SUPPLIED RECORDS:
━━━━━━━━━━━━━━━━━━━━━━━━━━━━━━

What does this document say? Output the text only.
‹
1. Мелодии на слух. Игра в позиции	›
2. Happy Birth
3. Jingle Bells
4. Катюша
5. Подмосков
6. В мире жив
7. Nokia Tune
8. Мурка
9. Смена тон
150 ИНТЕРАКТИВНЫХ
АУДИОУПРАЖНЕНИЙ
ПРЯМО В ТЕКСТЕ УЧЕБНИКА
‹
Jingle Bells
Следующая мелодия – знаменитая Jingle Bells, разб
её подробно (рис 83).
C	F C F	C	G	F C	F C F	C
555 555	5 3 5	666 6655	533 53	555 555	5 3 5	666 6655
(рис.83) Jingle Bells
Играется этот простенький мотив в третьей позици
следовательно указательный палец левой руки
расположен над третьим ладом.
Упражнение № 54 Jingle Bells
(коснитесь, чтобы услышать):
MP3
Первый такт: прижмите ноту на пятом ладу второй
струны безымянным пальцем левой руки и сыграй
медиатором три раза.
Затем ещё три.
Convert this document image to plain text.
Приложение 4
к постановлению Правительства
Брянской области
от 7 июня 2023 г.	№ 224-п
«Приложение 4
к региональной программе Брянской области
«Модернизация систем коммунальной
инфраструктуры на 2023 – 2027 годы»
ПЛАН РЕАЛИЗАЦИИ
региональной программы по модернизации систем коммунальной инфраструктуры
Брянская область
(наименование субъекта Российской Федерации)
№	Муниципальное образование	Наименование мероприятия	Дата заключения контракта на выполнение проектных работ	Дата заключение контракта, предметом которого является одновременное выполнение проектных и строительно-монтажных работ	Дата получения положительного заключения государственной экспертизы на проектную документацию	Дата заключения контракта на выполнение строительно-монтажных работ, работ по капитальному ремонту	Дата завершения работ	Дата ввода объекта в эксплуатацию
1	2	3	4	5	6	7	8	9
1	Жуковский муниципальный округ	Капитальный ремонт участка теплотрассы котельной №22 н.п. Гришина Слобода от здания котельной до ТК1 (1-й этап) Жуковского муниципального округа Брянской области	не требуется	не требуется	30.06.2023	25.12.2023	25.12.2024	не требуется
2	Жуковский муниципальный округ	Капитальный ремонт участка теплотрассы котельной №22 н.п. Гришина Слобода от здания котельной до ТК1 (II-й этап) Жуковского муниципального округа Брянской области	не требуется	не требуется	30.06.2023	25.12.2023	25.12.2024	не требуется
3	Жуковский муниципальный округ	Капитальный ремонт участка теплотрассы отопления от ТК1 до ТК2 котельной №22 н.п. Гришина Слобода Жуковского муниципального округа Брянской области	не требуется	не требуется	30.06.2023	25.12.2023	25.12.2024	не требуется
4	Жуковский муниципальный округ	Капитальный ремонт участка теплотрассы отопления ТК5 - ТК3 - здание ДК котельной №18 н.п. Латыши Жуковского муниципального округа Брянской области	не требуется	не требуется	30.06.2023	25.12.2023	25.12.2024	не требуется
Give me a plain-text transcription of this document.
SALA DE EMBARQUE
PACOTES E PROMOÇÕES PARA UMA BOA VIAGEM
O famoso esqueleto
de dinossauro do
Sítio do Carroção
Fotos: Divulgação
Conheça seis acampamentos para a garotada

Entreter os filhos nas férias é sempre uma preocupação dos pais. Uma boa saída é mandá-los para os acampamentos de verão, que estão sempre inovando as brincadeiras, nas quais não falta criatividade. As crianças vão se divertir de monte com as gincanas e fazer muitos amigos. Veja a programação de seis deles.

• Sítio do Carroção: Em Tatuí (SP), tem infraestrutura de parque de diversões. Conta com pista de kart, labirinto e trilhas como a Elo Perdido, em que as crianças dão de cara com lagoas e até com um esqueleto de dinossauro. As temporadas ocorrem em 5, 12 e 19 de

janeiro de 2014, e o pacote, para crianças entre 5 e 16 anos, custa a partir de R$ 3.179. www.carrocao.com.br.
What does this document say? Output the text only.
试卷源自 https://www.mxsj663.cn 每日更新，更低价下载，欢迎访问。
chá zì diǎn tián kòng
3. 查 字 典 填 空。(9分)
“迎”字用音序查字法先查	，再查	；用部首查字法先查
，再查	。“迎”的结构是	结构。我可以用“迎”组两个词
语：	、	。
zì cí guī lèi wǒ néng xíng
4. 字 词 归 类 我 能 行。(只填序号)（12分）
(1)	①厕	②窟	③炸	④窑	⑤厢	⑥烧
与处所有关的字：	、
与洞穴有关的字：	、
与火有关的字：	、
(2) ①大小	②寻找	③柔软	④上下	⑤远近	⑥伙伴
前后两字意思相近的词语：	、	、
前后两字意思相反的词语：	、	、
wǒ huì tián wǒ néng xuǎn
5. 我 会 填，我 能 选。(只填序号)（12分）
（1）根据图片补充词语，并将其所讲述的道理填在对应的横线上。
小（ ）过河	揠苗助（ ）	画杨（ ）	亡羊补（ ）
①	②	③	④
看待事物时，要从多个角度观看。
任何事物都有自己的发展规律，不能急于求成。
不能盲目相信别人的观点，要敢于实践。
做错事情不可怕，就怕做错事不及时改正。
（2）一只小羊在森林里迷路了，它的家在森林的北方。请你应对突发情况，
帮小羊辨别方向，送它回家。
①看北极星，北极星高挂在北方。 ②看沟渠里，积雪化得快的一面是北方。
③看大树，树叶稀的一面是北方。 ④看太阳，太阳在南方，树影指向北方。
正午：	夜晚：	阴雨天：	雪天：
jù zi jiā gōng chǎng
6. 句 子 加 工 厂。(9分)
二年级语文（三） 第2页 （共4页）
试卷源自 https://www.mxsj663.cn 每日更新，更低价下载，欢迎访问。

━━━━━━━━━━━━━━━━━━━━━━━━━━━━━━

WRITTEN INSTRUCTION: Nothing should be changed: write out all of the data as is.

RESPONSE:
What does this document say? Output the text only.
‹
1. Мелодии на слух. Игра в позиции	›
2. Happy Birth
3. Jingle Bells
4. Катюша
5. Подмосков
6. В мире жив
7. Nokia Tune
8. Мурка
9. Смена тон
150 ИНТЕРАКТИВНЫХ
АУДИОУПРАЖНЕНИЙ
ПРЯМО В ТЕКСТЕ УЧЕБНИКА
‹
Jingle Bells
Следующая мелодия – знаменитая Jingle Bells, разб
её подробно (рис 83).
C	F C F	C	G	F C	F C F	C
555 555	5 3 5	666 6655	533 53	555 555	5 3 5	666 6655
(рис.83) Jingle Bells
Играется этот простенький мотив в третьей позици
следовательно указательный палец левой руки
расположен над третьим ладом.
Упражнение № 54 Jingle Bells
(коснитесь, чтобы услышать):
MP3
Первый такт: прижмите ноту на пятом ладу второй
струны безымянным пальцем левой руки и сыграй
медиатором три раза.
Затем ещё три.
Convert this document image to plain text.
Приложение 4
к постановлению Правительства
Брянской области
от 7 июня 2023 г.	№ 224-п
«Приложение 4
к региональной программе Брянской области
«Модернизация систем коммунальной
инфраструктуры на 2023 – 2027 годы»
ПЛАН РЕАЛИЗАЦИИ
региональной программы по модернизации систем коммунальной инфраструктуры
Брянская область
(наименование субъекта Российской Федерации)
№	Муниципальное образование	Наименование мероприятия	Дата заключения контракта на выполнение проектных работ	Дата заключение контракта, предметом которого является одновременное выполнение проектных и строительно-монтажных работ	Дата получения положительного заключения государственной экспертизы на проектную документацию	Дата заключения контракта на выполнение строительно-монтажных работ, работ по капитальному ремонту	Дата завершения работ	Дата ввода объекта в эксплуатацию
1	2	3	4	5	6	7	8	9
1	Жуковский муниципальный округ	Капитальный ремонт участка теплотрассы котельной №22 н.п. Гришина Слобода от здания котельной до ТК1 (1-й этап) Жуковского муниципального округа Брянской области	не требуется	не требуется	30.06.2023	25.12.2023	25.12.2024	не требуется
2	Жуковский муниципальный округ	Капитальный ремонт участка теплотрассы котельной №22 н.п. Гришина Слобода от здания котельной до ТК1 (II-й этап) Жуковского муниципального округа Брянской области	не требуется	не требуется	30.06.2023	25.12.2023	25.12.2024	не требуется
3	Жуковский муниципальный округ	Капитальный ремонт участка теплотрассы отопления от ТК1 до ТК2 котельной №22 н.п. Гришина Слобода Жуковского муниципального округа Брянской области	не требуется	не требуется	30.06.2023	25.12.2023	25.12.2024	не требуется
4	Жуковский муниципальный округ	Капитальный ремонт участка теплотрассы отопления ТК5 - ТК3 - здание ДК котельной №18 н.п. Латыши Жуковского муниципального округа Брянской области	не требуется	не требуется	30.06.2023	25.12.2023	25.12.2024	не требуется
Give me a plain-text transcription of this document.
SALA DE EMBARQUE
PACOTES E PROMOÇÕES PARA UMA BOA VIAGEM
O famoso esqueleto
de dinossauro do
Sítio do Carroção
Fotos: Divulgação
Conheça seis acampamentos para a garotada

Entreter os filhos nas férias é sempre uma preocupação dos pais. Uma boa saída é mandá-los para os acampamentos de verão, que estão sempre inovando as brincadeiras, nas quais não falta criatividade. As crianças vão se divertir de monte com as gincanas e fazer muitos amigos. Veja a programação de seis deles.

• Sítio do Carroção: Em Tatuí (SP), tem infraestrutura de parque de diversões. Conta com pista de kart, labirinto e trilhas como a Elo Perdido, em que as crianças dão de cara com lagoas e até com um esqueleto de dinossauro. As temporadas ocorrem em 5, 12 e 19 de

janeiro de 2014, e o pacote, para crianças entre 5 e 16 anos, custa a partir de R$ 3.179. www.carrocao.com.br.
What does this document say? Output the text only.
试卷源自 https://www.mxsj663.cn 每日更新，更低价下载，欢迎访问。
chá zì diǎn tián kòng
3. 查 字 典 填 空。(9分)
“迎”字用音序查字法先查	，再查	；用部首查字法先查
，再查	。“迎”的结构是	结构。我可以用“迎”组两个词
语：	、	。
zì cí guī lèi wǒ néng xíng
4. 字 词 归 类 我 能 行。(只填序号)（12分）
(1)	①厕	②窟	③炸	④窑	⑤厢	⑥烧
与处所有关的字：	、
与洞穴有关的字：	、
与火有关的字：	、
(2) ①大小	②寻找	③柔软	④上下	⑤远近	⑥伙伴
前后两字意思相近的词语：	、	、
前后两字意思相反的词语：	、	、
wǒ huì tián wǒ néng xuǎn
5. 我 会 填，我 能 选。(只填序号)（12分）
（1）根据图片补充词语，并将其所讲述的道理填在对应的横线上。
小（ ）过河	揠苗助（ ）	画杨（ ）	亡羊补（ ）
①	②	③	④
看待事物时，要从多个角度观看。
任何事物都有自己的发展规律，不能急于求成。
不能盲目相信别人的观点，要敢于实践。
做错事情不可怕，就怕做错事不及时改正。
（2）一只小羊在森林里迷路了，它的家在森林的北方。请你应对突发情况，
帮小羊辨别方向，送它回家。
①看北极星，北极星高挂在北方。 ②看沟渠里，积雪化得快的一面是北方。
③看大树，树叶稀的一面是北方。 ④看太阳，太阳在南方，树影指向北方。
正午：	夜晚：	阴雨天：	雪天：
jù zi jiā gōng chǎng
6. 句 子 加 工 厂。(9分)
二年级语文（三） 第2页 （共4页）
试卷源自 https://www.mxsj663.cn 每日更新，更低价下载，欢迎访问。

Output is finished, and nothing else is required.